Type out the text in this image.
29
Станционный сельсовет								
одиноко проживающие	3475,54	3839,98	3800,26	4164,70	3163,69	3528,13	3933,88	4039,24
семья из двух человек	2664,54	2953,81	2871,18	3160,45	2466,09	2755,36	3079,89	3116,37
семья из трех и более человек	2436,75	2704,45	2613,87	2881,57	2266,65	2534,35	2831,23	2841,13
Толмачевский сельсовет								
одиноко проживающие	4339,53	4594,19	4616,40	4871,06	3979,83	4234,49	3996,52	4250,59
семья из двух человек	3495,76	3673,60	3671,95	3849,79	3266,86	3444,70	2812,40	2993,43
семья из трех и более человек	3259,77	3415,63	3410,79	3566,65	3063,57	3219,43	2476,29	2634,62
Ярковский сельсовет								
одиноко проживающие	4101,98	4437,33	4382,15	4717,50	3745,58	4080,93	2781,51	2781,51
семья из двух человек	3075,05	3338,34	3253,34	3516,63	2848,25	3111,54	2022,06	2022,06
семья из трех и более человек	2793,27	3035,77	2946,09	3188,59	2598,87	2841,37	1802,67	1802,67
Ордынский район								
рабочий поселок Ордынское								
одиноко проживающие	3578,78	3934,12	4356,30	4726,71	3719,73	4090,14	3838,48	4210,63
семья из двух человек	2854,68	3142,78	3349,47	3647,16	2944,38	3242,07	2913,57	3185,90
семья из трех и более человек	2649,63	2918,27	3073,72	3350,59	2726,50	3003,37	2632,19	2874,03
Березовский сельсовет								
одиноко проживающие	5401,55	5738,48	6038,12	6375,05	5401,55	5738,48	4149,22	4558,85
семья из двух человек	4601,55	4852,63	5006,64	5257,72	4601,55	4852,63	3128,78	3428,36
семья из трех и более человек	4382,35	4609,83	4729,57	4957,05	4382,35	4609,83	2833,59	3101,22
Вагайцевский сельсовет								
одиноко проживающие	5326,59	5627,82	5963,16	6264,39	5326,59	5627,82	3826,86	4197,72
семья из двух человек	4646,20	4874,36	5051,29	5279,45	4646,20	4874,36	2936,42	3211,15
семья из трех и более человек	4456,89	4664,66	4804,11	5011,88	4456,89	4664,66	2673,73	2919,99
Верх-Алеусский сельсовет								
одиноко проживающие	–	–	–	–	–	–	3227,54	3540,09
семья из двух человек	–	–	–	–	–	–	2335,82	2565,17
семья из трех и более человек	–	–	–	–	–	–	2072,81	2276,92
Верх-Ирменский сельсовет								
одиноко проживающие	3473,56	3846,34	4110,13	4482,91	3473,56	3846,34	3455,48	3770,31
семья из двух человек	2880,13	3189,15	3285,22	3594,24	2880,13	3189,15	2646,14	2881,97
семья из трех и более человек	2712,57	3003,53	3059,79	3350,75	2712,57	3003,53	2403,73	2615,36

--------------------------------

Exercise details: Search the records for the word "сельсовет". Copy every line that has it.

Task result:
Станционный сельсовет								
Толмачевский сельсовет								
Ярковский сельсовет								
Березовский сельсовет								
Вагайцевский сельсовет								
Верх-Алеусский сельсовет								
Верх-Ирменский сельсовет								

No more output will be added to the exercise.